[Problem description] Take the material below and write it all out again exactly.

——————————

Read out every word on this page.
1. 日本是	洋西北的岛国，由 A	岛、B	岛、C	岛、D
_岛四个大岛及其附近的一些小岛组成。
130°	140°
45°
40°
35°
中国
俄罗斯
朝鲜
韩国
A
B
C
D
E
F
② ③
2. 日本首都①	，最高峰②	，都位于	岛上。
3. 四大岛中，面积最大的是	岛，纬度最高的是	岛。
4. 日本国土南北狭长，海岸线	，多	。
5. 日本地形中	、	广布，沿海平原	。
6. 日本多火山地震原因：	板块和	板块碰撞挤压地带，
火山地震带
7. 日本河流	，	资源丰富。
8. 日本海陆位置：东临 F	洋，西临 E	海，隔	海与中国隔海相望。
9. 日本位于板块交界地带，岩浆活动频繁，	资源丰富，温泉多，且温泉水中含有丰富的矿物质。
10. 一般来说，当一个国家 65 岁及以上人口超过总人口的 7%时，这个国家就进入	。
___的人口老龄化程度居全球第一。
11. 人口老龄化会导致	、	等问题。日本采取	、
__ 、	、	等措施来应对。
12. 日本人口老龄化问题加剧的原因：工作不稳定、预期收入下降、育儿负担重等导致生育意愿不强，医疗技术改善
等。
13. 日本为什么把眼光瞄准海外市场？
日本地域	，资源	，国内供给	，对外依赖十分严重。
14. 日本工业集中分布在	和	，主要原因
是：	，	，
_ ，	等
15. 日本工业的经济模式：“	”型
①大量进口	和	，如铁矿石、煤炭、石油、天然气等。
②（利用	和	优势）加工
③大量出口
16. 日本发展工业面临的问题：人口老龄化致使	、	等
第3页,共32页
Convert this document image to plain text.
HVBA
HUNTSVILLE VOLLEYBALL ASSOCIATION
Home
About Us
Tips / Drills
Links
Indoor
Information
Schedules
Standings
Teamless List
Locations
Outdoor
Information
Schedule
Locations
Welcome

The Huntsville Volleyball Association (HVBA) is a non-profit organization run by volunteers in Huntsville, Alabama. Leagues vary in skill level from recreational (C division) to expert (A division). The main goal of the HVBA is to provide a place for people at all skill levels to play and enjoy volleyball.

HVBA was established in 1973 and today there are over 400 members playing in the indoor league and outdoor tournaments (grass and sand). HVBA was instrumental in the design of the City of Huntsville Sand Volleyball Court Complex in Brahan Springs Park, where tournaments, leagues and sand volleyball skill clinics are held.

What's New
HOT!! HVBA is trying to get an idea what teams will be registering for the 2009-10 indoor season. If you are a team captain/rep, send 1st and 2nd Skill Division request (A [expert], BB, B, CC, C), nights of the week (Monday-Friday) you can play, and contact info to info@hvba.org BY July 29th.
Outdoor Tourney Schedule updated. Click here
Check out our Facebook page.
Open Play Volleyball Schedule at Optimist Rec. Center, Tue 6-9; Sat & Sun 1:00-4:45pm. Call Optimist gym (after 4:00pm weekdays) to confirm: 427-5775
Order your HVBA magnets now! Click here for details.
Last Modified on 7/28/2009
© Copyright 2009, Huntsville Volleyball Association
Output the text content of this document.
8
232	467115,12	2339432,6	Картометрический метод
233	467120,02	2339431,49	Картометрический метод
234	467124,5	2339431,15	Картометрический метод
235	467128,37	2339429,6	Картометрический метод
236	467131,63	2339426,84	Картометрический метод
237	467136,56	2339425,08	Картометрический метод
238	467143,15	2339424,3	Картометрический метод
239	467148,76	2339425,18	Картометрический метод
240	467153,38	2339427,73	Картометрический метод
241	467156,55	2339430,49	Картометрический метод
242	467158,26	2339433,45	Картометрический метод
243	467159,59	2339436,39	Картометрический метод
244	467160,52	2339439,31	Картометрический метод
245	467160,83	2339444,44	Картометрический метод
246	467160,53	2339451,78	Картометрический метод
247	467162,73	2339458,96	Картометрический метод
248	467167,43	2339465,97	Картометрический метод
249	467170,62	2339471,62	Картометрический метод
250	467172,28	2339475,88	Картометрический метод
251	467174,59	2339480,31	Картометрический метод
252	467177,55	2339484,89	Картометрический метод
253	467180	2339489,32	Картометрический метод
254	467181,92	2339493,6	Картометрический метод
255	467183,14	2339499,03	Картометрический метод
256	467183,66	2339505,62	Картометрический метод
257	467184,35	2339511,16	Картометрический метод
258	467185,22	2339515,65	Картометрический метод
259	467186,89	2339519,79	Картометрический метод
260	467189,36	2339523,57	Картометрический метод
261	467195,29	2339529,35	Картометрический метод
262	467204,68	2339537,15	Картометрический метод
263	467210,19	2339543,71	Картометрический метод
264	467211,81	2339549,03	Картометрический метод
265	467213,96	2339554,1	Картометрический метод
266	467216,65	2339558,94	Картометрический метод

——————————

[The solution]
Read out every word on this page.
1. 日本是	洋西北的岛国，由 A	岛、B	岛、C	岛、D
_岛四个大岛及其附近的一些小岛组成。
130°	140°
45°
40°
35°
中国
俄罗斯
朝鲜
韩国
A
B
C
D
E
F
② ③
2. 日本首都①	，最高峰②	，都位于	岛上。
3. 四大岛中，面积最大的是	岛，纬度最高的是	岛。
4. 日本国土南北狭长，海岸线	，多	。
5. 日本地形中	、	广布，沿海平原	。
6. 日本多火山地震原因：	板块和	板块碰撞挤压地带，
火山地震带
7. 日本河流	，	资源丰富。
8. 日本海陆位置：东临 F	洋，西临 E	海，隔	海与中国隔海相望。
9. 日本位于板块交界地带，岩浆活动频繁，	资源丰富，温泉多，且温泉水中含有丰富的矿物质。
10. 一般来说，当一个国家 65 岁及以上人口超过总人口的 7%时，这个国家就进入	。
___的人口老龄化程度居全球第一。
11. 人口老龄化会导致	、	等问题。日本采取	、
__ 、	、	等措施来应对。
12. 日本人口老龄化问题加剧的原因：工作不稳定、预期收入下降、育儿负担重等导致生育意愿不强，医疗技术改善
等。
13. 日本为什么把眼光瞄准海外市场？
日本地域	，资源	，国内供给	，对外依赖十分严重。
14. 日本工业集中分布在	和	，主要原因
是：	，	，
_ ，	等
15. 日本工业的经济模式：“	”型
①大量进口	和	，如铁矿石、煤炭、石油、天然气等。
②（利用	和	优势）加工
③大量出口
16. 日本发展工业面临的问题：人口老龄化致使	、	等
第3页,共32页
Convert this document image to plain text.
HVBA
HUNTSVILLE VOLLEYBALL ASSOCIATION
Home
About Us
Tips / Drills
Links
Indoor
Information
Schedules
Standings
Teamless List
Locations
Outdoor
Information
Schedule
Locations
Welcome

The Huntsville Volleyball Association (HVBA) is a non-profit organization run by volunteers in Huntsville, Alabama. Leagues vary in skill level from recreational (C division) to expert (A division). The main goal of the HVBA is to provide a place for people at all skill levels to play and enjoy volleyball.

HVBA was established in 1973 and today there are over 400 members playing in the indoor league and outdoor tournaments (grass and sand). HVBA was instrumental in the design of the City of Huntsville Sand Volleyball Court Complex in Brahan Springs Park, where tournaments, leagues and sand volleyball skill clinics are held.

What's New
HOT!! HVBA is trying to get an idea what teams will be registering for the 2009-10 indoor season. If you are a team captain/rep, send 1st and 2nd Skill Division request (A [expert], BB, B, CC, C), nights of the week (Monday-Friday) you can play, and contact info to info@hvba.org BY July 29th.
Outdoor Tourney Schedule updated. Click here
Check out our Facebook page.
Open Play Volleyball Schedule at Optimist Rec. Center, Tue 6-9; Sat & Sun 1:00-4:45pm. Call Optimist gym (after 4:00pm weekdays) to confirm: 427-5775
Order your HVBA magnets now! Click here for details.
Last Modified on 7/28/2009
© Copyright 2009, Huntsville Volleyball Association
Output the text content of this document.
8
232	467115,12	2339432,6	Картометрический метод
233	467120,02	2339431,49	Картометрический метод
234	467124,5	2339431,15	Картометрический метод
235	467128,37	2339429,6	Картометрический метод
236	467131,63	2339426,84	Картометрический метод
237	467136,56	2339425,08	Картометрический метод
238	467143,15	2339424,3	Картометрический метод
239	467148,76	2339425,18	Картометрический метод
240	467153,38	2339427,73	Картометрический метод
241	467156,55	2339430,49	Картометрический метод
242	467158,26	2339433,45	Картометрический метод
243	467159,59	2339436,39	Картометрический метод
244	467160,52	2339439,31	Картометрический метод
245	467160,83	2339444,44	Картометрический метод
246	467160,53	2339451,78	Картометрический метод
247	467162,73	2339458,96	Картометрический метод
248	467167,43	2339465,97	Картометрический метод
249	467170,62	2339471,62	Картометрический метод
250	467172,28	2339475,88	Картометрический метод
251	467174,59	2339480,31	Картометрический метод
252	467177,55	2339484,89	Картометрический метод
253	467180	2339489,32	Картометрический метод
254	467181,92	2339493,6	Картометрический метод
255	467183,14	2339499,03	Картометрический метод
256	467183,66	2339505,62	Картометрический метод
257	467184,35	2339511,16	Картометрический метод
258	467185,22	2339515,65	Картометрический метод
259	467186,89	2339519,79	Картометрический метод
260	467189,36	2339523,57	Картометрический метод
261	467195,29	2339529,35	Картометрический метод
262	467204,68	2339537,15	Картометрический метод
263	467210,19	2339543,71	Картометрический метод
264	467211,81	2339549,03	Картометрический метод
265	467213,96	2339554,1	Картометрический метод
266	467216,65	2339558,94	Картометрический метод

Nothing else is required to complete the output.